--- Rows from a dataset ---
════════

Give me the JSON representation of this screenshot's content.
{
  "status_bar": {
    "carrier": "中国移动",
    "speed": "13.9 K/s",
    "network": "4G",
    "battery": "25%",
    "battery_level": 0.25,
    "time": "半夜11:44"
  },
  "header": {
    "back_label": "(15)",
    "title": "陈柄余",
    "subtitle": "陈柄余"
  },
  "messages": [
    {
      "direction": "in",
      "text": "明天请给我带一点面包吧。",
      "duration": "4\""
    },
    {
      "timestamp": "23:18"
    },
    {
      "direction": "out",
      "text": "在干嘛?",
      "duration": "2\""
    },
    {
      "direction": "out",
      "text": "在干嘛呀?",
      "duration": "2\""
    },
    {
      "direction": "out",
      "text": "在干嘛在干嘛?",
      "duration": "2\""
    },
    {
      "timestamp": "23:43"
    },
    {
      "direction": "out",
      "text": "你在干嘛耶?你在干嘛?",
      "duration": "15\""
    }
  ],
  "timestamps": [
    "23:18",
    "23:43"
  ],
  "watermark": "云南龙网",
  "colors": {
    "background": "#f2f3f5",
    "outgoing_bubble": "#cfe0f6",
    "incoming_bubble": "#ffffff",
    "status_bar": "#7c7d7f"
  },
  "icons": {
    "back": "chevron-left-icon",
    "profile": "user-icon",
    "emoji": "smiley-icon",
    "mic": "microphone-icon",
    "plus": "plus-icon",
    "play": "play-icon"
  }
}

════════

--- TASK REQUIREMENTS ---
Extract the full set of entries word for word.

--- RIGHT ANSWER ---
Give me the JSON representation of this screenshot's content.
{
  "status_bar": {
    "carrier": "中国移动",
    "speed": "13.9 K/s",
    "network": "4G",
    "battery": "25%",
    "battery_level": 0.25,
    "time": "半夜11:44"
  },
  "header": {
    "back_label": "(15)",
    "title": "陈柄余",
    "subtitle": "陈柄余"
  },
  "messages": [
    {
      "direction": "in",
      "text": "明天请给我带一点面包吧。",
      "duration": "4\""
    },
    {
      "timestamp": "23:18"
    },
    {
      "direction": "out",
      "text": "在干嘛?",
      "duration": "2\""
    },
    {
      "direction": "out",
      "text": "在干嘛呀?",
      "duration": "2\""
    },
    {
      "direction": "out",
      "text": "在干嘛在干嘛?",
      "duration": "2\""
    },
    {
      "timestamp": "23:43"
    },
    {
      "direction": "out",
      "text": "你在干嘛耶?你在干嘛?",
      "duration": "15\""
    }
  ],
  "timestamps": [
    "23:18",
    "23:43"
  ],
  "watermark": "云南龙网",
  "colors": {
    "background": "#f2f3f5",
    "outgoing_bubble": "#cfe0f6",
    "incoming_bubble": "#ffffff",
    "status_bar": "#7c7d7f"
  },
  "icons": {
    "back": "chevron-left-icon",
    "profile": "user-icon",
    "emoji": "smiley-icon",
    "mic": "microphone-icon",
    "plus": "plus-icon",
    "play": "play-icon"
  }
}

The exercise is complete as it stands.